- TASK DIRECTIONS
Copy the listing below word for word, from its first line through the line containing "perforated circle wall xyxy=(12,73,2576,282)", with both of those lines included.

— START RECORDS SUPPLIED —

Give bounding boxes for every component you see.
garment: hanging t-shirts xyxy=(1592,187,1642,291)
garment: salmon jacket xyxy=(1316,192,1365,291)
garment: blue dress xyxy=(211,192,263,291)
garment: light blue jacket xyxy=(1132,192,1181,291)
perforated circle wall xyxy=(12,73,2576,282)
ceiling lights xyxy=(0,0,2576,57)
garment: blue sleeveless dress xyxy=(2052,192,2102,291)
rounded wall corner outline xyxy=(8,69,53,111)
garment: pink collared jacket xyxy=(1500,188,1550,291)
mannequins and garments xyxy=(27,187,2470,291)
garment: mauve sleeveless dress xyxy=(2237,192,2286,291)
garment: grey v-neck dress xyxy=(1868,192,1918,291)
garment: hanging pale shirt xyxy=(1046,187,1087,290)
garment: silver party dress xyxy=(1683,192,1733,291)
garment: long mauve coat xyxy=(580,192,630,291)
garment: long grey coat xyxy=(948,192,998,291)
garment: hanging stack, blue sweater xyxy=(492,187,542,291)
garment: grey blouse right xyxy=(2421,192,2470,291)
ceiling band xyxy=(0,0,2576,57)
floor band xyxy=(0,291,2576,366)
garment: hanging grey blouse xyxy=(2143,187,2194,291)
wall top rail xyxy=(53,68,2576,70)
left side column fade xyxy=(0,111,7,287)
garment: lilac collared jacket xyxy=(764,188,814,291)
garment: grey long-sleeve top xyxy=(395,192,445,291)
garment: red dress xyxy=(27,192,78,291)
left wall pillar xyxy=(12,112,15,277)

— END RECORDS SUPPLIED —

- SOLUTION FOR THIS TASK
Give bounding boxes for every component you see.
garment: hanging t-shirts xyxy=(1592,187,1642,291)
garment: salmon jacket xyxy=(1316,192,1365,291)
garment: blue dress xyxy=(211,192,263,291)
garment: light blue jacket xyxy=(1132,192,1181,291)
perforated circle wall xyxy=(12,73,2576,282)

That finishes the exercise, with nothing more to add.